◆ Directions for this task
Pictures within the data are to be left out; everything else must be reproduced exactly.

Extracted data entries:
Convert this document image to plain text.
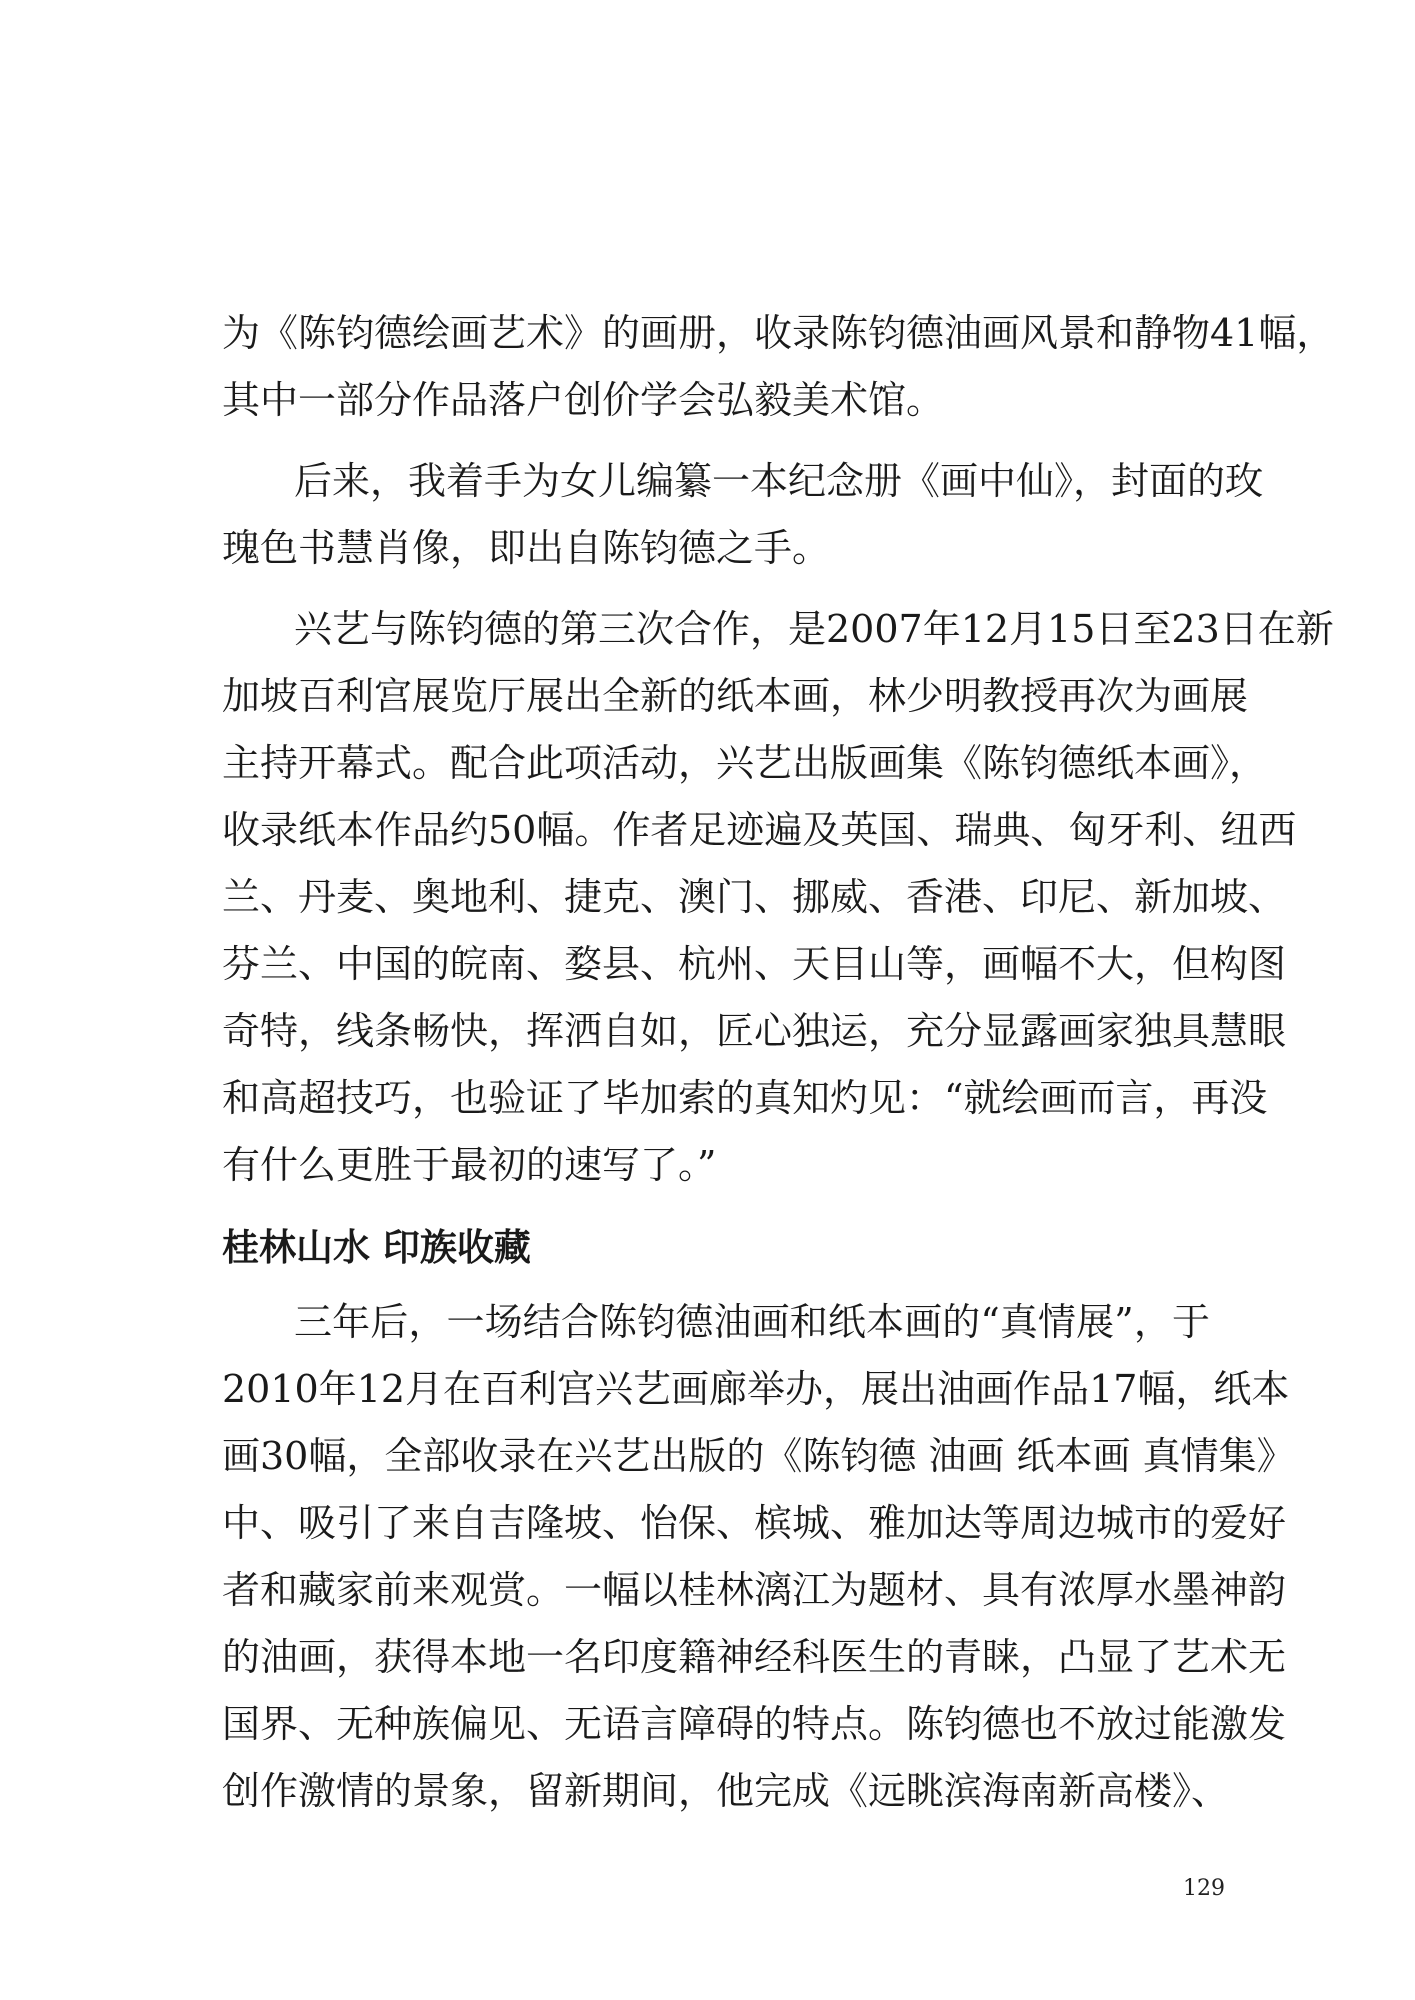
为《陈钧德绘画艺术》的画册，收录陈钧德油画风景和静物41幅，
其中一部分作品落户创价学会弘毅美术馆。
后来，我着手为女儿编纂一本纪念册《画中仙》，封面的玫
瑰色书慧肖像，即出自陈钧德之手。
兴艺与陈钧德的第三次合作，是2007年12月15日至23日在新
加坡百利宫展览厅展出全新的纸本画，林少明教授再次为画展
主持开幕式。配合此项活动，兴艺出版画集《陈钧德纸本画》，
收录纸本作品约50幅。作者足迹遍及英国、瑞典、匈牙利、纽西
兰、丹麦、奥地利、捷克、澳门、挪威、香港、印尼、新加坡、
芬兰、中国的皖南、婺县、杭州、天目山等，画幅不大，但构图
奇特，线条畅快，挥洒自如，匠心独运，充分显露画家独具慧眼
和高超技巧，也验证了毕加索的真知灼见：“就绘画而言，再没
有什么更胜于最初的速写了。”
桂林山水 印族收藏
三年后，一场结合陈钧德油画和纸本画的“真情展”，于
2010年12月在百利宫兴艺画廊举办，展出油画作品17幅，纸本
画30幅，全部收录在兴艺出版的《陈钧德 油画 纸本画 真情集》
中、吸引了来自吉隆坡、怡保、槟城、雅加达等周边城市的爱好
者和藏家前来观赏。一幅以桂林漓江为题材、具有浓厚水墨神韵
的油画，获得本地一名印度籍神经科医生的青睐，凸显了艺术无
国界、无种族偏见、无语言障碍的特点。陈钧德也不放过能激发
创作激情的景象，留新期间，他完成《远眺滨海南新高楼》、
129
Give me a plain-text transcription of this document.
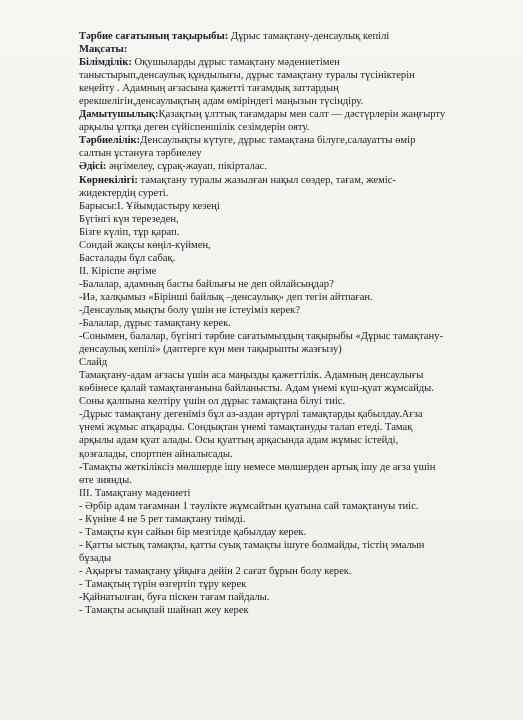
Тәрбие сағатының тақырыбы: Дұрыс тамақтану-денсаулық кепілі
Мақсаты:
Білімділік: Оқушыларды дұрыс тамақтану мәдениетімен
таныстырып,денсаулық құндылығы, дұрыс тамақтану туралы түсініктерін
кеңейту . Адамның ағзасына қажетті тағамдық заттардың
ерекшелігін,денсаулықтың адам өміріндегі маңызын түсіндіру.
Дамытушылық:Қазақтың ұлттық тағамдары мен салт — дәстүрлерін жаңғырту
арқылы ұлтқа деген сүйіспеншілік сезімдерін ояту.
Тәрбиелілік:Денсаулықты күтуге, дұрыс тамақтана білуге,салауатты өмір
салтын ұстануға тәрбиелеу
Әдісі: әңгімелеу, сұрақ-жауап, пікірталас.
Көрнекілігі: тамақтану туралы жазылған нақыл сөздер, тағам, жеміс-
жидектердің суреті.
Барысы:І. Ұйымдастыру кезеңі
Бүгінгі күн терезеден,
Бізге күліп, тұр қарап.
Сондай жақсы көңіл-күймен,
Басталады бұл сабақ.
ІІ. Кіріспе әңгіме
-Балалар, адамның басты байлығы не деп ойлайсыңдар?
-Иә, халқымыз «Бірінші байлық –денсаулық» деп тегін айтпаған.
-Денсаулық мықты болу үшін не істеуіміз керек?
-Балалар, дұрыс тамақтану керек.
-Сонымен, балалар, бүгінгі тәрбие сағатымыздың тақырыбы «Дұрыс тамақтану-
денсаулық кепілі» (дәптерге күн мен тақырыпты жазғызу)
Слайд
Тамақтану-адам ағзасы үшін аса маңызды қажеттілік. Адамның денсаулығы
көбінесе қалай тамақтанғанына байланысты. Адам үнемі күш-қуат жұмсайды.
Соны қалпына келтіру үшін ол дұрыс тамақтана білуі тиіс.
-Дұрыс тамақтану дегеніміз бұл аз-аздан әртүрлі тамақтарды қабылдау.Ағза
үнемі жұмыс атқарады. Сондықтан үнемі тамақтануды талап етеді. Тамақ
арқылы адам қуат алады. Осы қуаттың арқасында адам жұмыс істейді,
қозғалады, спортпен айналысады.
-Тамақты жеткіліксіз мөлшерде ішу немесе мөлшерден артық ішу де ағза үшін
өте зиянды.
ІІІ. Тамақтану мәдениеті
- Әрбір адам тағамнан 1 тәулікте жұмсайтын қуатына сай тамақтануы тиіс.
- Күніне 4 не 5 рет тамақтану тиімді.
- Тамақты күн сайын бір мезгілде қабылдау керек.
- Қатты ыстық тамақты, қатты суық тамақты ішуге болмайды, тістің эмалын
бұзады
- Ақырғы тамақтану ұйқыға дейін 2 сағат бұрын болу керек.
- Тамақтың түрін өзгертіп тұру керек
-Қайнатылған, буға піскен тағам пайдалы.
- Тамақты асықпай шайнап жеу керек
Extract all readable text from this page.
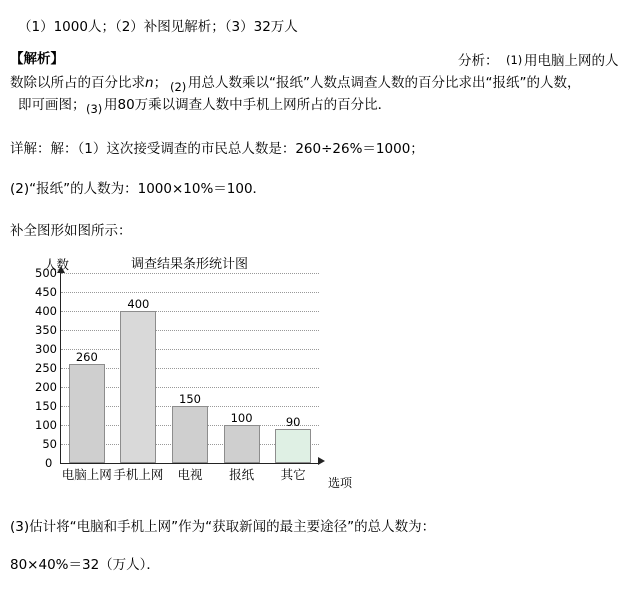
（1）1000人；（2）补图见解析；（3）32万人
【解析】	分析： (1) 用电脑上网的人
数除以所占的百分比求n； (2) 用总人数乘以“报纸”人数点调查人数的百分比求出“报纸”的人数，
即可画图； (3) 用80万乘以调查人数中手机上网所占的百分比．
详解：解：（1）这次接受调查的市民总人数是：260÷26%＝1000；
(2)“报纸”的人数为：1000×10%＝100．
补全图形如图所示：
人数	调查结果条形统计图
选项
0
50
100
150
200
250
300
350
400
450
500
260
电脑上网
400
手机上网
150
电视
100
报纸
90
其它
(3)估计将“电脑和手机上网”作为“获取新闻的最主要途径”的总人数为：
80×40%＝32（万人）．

◆ Solved problem
Convert this document image to plain text.
为《陈钧德绘画艺术》的画册，收录陈钧德油画风景和静物41幅，
其中一部分作品落户创价学会弘毅美术馆。
后来，我着手为女儿编纂一本纪念册《画中仙》，封面的玫
瑰色书慧肖像，即出自陈钧德之手。
兴艺与陈钧德的第三次合作，是2007年12月15日至23日在新
加坡百利宫展览厅展出全新的纸本画，林少明教授再次为画展
主持开幕式。配合此项活动，兴艺出版画集《陈钧德纸本画》，
收录纸本作品约50幅。作者足迹遍及英国、瑞典、匈牙利、纽西
兰、丹麦、奥地利、捷克、澳门、挪威、香港、印尼、新加坡、
芬兰、中国的皖南、婺县、杭州、天目山等，画幅不大，但构图
奇特，线条畅快，挥洒自如，匠心独运，充分显露画家独具慧眼
和高超技巧，也验证了毕加索的真知灼见：“就绘画而言，再没
有什么更胜于最初的速写了。”
桂林山水 印族收藏
三年后，一场结合陈钧德油画和纸本画的“真情展”，于
2010年12月在百利宫兴艺画廊举办，展出油画作品17幅，纸本
画30幅，全部收录在兴艺出版的《陈钧德 油画 纸本画 真情集》
中、吸引了来自吉隆坡、怡保、槟城、雅加达等周边城市的爱好
者和藏家前来观赏。一幅以桂林漓江为题材、具有浓厚水墨神韵
的油画，获得本地一名印度籍神经科医生的青睐，凸显了艺术无
国界、无种族偏见、无语言障碍的特点。陈钧德也不放过能激发
创作激情的景象，留新期间，他完成《远眺滨海南新高楼》、
129
Give me a plain-text transcription of this document.
Тәрбие сағатының тақырыбы: Дұрыс тамақтану-денсаулық кепілі
Мақсаты:
Білімділік: Оқушыларды дұрыс тамақтану мәдениетімен
таныстырып,денсаулық құндылығы, дұрыс тамақтану туралы түсініктерін
кеңейту . Адамның ағзасына қажетті тағамдық заттардың
ерекшелігін,денсаулықтың адам өміріндегі маңызын түсіндіру.
Дамытушылық:Қазақтың ұлттық тағамдары мен салт — дәстүрлерін жаңғырту
арқылы ұлтқа деген сүйіспеншілік сезімдерін ояту.
Тәрбиелілік:Денсаулықты күтуге, дұрыс тамақтана білуге,салауатты өмір
салтын ұстануға тәрбиелеу
Әдісі: әңгімелеу, сұрақ-жауап, пікірталас.
Көрнекілігі: тамақтану туралы жазылған нақыл сөздер, тағам, жеміс-
жидектердің суреті.
Барысы:І. Ұйымдастыру кезеңі
Бүгінгі күн терезеден,
Бізге күліп, тұр қарап.
Сондай жақсы көңіл-күймен,
Басталады бұл сабақ.
ІІ. Кіріспе әңгіме
-Балалар, адамның басты байлығы не деп ойлайсыңдар?
-Иә, халқымыз «Бірінші байлық –денсаулық» деп тегін айтпаған.
-Денсаулық мықты болу үшін не істеуіміз керек?
-Балалар, дұрыс тамақтану керек.
-Сонымен, балалар, бүгінгі тәрбие сағатымыздың тақырыбы «Дұрыс тамақтану-
денсаулық кепілі» (дәптерге күн мен тақырыпты жазғызу)
Слайд
Тамақтану-адам ағзасы үшін аса маңызды қажеттілік. Адамның денсаулығы
көбінесе қалай тамақтанғанына байланысты. Адам үнемі күш-қуат жұмсайды.
Соны қалпына келтіру үшін ол дұрыс тамақтана білуі тиіс.
-Дұрыс тамақтану дегеніміз бұл аз-аздан әртүрлі тамақтарды қабылдау.Ағза
үнемі жұмыс атқарады. Сондықтан үнемі тамақтануды талап етеді. Тамақ
арқылы адам қуат алады. Осы қуаттың арқасында адам жұмыс істейді,
қозғалады, спортпен айналысады.
-Тамақты жеткіліксіз мөлшерде ішу немесе мөлшерден артық ішу де ағза үшін
өте зиянды.
ІІІ. Тамақтану мәдениеті
- Әрбір адам тағамнан 1 тәулікте жұмсайтын қуатына сай тамақтануы тиіс.
- Күніне 4 не 5 рет тамақтану тиімді.
- Тамақты күн сайын бір мезгілде қабылдау керек.
- Қатты ыстық тамақты, қатты суық тамақты ішуге болмайды, тістің эмалын
бұзады
- Ақырғы тамақтану ұйқыға дейін 2 сағат бұрын болу керек.
- Тамақтың түрін өзгертіп тұру керек
-Қайнатылған, буға піскен тағам пайдалы.
- Тамақты асықпай шайнап жеу керек
Extract all readable text from this page.
（1）1000人；（2）补图见解析；（3）32万人
【解析】	分析： (1) 用电脑上网的人
数除以所占的百分比求n； (2) 用总人数乘以“报纸”人数点调查人数的百分比求出“报纸”的人数，
即可画图； (3) 用80万乘以调查人数中手机上网所占的百分比．
详解：解：（1）这次接受调查的市民总人数是：260÷26%＝1000；
(2)“报纸”的人数为：1000×10%＝100．
补全图形如图所示：
人数	调查结果条形统计图
选项
0
50
100
150
200
250
300
350
400
450
500
260
电脑上网
400
手机上网
150
电视
100
报纸
90
其它
(3)估计将“电脑和手机上网”作为“获取新闻的最主要途径”的总人数为：
80×40%＝32（万人）．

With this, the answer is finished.